§ Extracted data entries:

········

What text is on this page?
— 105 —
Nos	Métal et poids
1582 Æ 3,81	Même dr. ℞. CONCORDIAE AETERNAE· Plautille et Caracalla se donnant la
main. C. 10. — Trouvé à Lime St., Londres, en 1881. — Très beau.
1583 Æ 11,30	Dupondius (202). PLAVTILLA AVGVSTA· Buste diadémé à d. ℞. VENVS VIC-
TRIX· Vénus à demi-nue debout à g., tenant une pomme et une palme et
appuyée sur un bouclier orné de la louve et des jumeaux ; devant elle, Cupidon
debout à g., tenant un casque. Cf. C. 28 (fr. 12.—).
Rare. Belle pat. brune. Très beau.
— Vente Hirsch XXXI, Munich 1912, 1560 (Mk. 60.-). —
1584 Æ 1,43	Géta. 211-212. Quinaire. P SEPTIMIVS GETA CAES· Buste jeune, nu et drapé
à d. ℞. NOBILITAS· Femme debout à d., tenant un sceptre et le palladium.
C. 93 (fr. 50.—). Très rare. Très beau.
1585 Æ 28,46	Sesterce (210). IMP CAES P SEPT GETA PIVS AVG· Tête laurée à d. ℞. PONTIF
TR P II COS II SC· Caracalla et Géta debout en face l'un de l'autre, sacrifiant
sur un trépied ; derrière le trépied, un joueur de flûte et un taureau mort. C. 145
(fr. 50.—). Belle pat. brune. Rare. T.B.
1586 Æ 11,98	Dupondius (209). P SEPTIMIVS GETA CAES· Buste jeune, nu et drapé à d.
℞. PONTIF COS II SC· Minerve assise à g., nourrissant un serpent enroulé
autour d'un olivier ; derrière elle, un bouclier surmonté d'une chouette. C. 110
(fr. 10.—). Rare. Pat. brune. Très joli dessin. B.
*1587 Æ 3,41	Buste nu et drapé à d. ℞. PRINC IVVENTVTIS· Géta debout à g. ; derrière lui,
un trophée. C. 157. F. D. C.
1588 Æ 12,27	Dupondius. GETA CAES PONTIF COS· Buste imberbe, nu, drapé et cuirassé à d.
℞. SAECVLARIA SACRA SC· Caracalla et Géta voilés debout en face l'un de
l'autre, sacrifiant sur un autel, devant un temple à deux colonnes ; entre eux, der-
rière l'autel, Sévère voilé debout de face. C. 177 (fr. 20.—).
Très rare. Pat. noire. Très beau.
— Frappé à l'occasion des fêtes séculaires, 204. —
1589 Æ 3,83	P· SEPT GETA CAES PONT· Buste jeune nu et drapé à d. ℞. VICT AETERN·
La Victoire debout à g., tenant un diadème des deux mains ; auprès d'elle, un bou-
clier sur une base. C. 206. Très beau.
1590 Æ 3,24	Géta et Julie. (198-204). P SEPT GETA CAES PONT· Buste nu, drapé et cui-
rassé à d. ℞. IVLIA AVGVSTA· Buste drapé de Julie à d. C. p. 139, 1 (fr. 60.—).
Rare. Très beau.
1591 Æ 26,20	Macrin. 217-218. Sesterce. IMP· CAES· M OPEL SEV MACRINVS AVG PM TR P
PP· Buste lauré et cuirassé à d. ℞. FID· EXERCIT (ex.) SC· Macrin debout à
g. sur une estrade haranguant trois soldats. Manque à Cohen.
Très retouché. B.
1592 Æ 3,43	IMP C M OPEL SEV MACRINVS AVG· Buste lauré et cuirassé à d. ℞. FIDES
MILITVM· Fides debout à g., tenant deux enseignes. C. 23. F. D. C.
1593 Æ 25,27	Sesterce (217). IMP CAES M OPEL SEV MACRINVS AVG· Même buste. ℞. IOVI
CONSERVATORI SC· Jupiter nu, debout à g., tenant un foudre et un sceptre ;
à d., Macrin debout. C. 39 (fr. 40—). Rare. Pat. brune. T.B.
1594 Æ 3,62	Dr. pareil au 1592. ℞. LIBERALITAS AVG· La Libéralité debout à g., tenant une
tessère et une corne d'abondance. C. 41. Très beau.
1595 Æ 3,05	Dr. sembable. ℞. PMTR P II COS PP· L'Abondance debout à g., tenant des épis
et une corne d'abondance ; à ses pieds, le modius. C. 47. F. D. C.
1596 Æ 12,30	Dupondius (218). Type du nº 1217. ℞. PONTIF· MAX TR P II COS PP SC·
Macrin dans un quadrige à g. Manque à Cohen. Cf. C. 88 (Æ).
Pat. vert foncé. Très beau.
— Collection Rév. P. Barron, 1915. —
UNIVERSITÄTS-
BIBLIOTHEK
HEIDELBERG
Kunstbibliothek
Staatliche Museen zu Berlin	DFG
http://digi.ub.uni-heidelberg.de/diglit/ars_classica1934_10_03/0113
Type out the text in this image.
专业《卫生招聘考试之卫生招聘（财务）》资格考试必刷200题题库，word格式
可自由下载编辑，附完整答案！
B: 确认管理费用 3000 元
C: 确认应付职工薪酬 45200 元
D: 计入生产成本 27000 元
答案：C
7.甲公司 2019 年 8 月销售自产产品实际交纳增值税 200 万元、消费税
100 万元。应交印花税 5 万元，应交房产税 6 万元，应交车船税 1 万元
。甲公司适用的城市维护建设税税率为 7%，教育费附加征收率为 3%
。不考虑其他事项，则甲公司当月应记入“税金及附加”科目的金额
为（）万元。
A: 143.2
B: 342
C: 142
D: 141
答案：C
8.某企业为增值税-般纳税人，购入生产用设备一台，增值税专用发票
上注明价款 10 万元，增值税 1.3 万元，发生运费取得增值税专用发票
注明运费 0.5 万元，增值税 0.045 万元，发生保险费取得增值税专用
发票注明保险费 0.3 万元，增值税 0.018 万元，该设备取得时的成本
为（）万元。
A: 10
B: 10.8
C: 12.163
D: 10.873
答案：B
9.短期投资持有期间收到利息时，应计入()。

········

§ EXERCISE GOAL:
Write out all records exactly, keeping every detail.

§ EXERCISE OUTPUT:
What text is on this page?
— 105 —
Nos	Métal et poids
1582 Æ 3,81	Même dr. ℞. CONCORDIAE AETERNAE· Plautille et Caracalla se donnant la
main. C. 10. — Trouvé à Lime St., Londres, en 1881. — Très beau.
1583 Æ 11,30	Dupondius (202). PLAVTILLA AVGVSTA· Buste diadémé à d. ℞. VENVS VIC-
TRIX· Vénus à demi-nue debout à g., tenant une pomme et une palme et
appuyée sur un bouclier orné de la louve et des jumeaux ; devant elle, Cupidon
debout à g., tenant un casque. Cf. C. 28 (fr. 12.—).
Rare. Belle pat. brune. Très beau.
— Vente Hirsch XXXI, Munich 1912, 1560 (Mk. 60.-). —
1584 Æ 1,43	Géta. 211-212. Quinaire. P SEPTIMIVS GETA CAES· Buste jeune, nu et drapé
à d. ℞. NOBILITAS· Femme debout à d., tenant un sceptre et le palladium.
C. 93 (fr. 50.—). Très rare. Très beau.
1585 Æ 28,46	Sesterce (210). IMP CAES P SEPT GETA PIVS AVG· Tête laurée à d. ℞. PONTIF
TR P II COS II SC· Caracalla et Géta debout en face l'un de l'autre, sacrifiant
sur un trépied ; derrière le trépied, un joueur de flûte et un taureau mort. C. 145
(fr. 50.—). Belle pat. brune. Rare. T.B.
1586 Æ 11,98	Dupondius (209). P SEPTIMIVS GETA CAES· Buste jeune, nu et drapé à d.
℞. PONTIF COS II SC· Minerve assise à g., nourrissant un serpent enroulé
autour d'un olivier ; derrière elle, un bouclier surmonté d'une chouette. C. 110
(fr. 10.—). Rare. Pat. brune. Très joli dessin. B.
*1587 Æ 3,41	Buste nu et drapé à d. ℞. PRINC IVVENTVTIS· Géta debout à g. ; derrière lui,
un trophée. C. 157. F. D. C.
1588 Æ 12,27	Dupondius. GETA CAES PONTIF COS· Buste imberbe, nu, drapé et cuirassé à d.
℞. SAECVLARIA SACRA SC· Caracalla et Géta voilés debout en face l'un de
l'autre, sacrifiant sur un autel, devant un temple à deux colonnes ; entre eux, der-
rière l'autel, Sévère voilé debout de face. C. 177 (fr. 20.—).
Très rare. Pat. noire. Très beau.
— Frappé à l'occasion des fêtes séculaires, 204. —
1589 Æ 3,83	P· SEPT GETA CAES PONT· Buste jeune nu et drapé à d. ℞. VICT AETERN·
La Victoire debout à g., tenant un diadème des deux mains ; auprès d'elle, un bou-
clier sur une base. C. 206. Très beau.
1590 Æ 3,24	Géta et Julie. (198-204). P SEPT GETA CAES PONT· Buste nu, drapé et cui-
rassé à d. ℞. IVLIA AVGVSTA· Buste drapé de Julie à d. C. p. 139, 1 (fr. 60.—).
Rare. Très beau.
1591 Æ 26,20	Macrin. 217-218. Sesterce. IMP· CAES· M OPEL SEV MACRINVS AVG PM TR P
PP· Buste lauré et cuirassé à d. ℞. FID· EXERCIT (ex.) SC· Macrin debout à
g. sur une estrade haranguant trois soldats. Manque à Cohen.
Très retouché. B.
1592 Æ 3,43	IMP C M OPEL SEV MACRINVS AVG· Buste lauré et cuirassé à d. ℞. FIDES
MILITVM· Fides debout à g., tenant deux enseignes. C. 23. F. D. C.
1593 Æ 25,27	Sesterce (217). IMP CAES M OPEL SEV MACRINVS AVG· Même buste. ℞. IOVI
CONSERVATORI SC· Jupiter nu, debout à g., tenant un foudre et un sceptre ;
à d., Macrin debout. C. 39 (fr. 40—). Rare. Pat. brune. T.B.
1594 Æ 3,62	Dr. pareil au 1592. ℞. LIBERALITAS AVG· La Libéralité debout à g., tenant une
tessère et une corne d'abondance. C. 41. Très beau.
1595 Æ 3,05	Dr. sembable. ℞. PMTR P II COS PP· L'Abondance debout à g., tenant des épis
et une corne d'abondance ; à ses pieds, le modius. C. 47. F. D. C.
1596 Æ 12,30	Dupondius (218). Type du nº 1217. ℞. PONTIF· MAX TR P II COS PP SC·
Macrin dans un quadrige à g. Manque à Cohen. Cf. C. 88 (Æ).
Pat. vert foncé. Très beau.
— Collection Rév. P. Barron, 1915. —
UNIVERSITÄTS-
BIBLIOTHEK
HEIDELBERG
Kunstbibliothek
Staatliche Museen zu Berlin	DFG
http://digi.ub.uni-heidelberg.de/diglit/ars_classica1934_10_03/0113
Type out the text in this image.
专业《卫生招聘考试之卫生招聘（财务）》资格考试必刷200题题库，word格式
可自由下载编辑，附完整答案！
B: 确认管理费用 3000 元
C: 确认应付职工薪酬 45200 元
D: 计入生产成本 27000 元
答案：C
7.甲公司 2019 年 8 月销售自产产品实际交纳增值税 200 万元、消费税
100 万元。应交印花税 5 万元，应交房产税 6 万元，应交车船税 1 万元
。甲公司适用的城市维护建设税税率为 7%，教育费附加征收率为 3%
。不考虑其他事项，则甲公司当月应记入“税金及附加”科目的金额
为（）万元。
A: 143.2
B: 342
C: 142
D: 141
答案：C
8.某企业为增值税-般纳税人，购入生产用设备一台，增值税专用发票
上注明价款 10 万元，增值税 1.3 万元，发生运费取得增值税专用发票
注明运费 0.5 万元，增值税 0.045 万元，发生保险费取得增值税专用
发票注明保险费 0.3 万元，增值税 0.018 万元，该设备取得时的成本
为（）万元。
A: 10
B: 10.8
C: 12.163
D: 10.873
答案：B
9.短期投资持有期间收到利息时，应计入()。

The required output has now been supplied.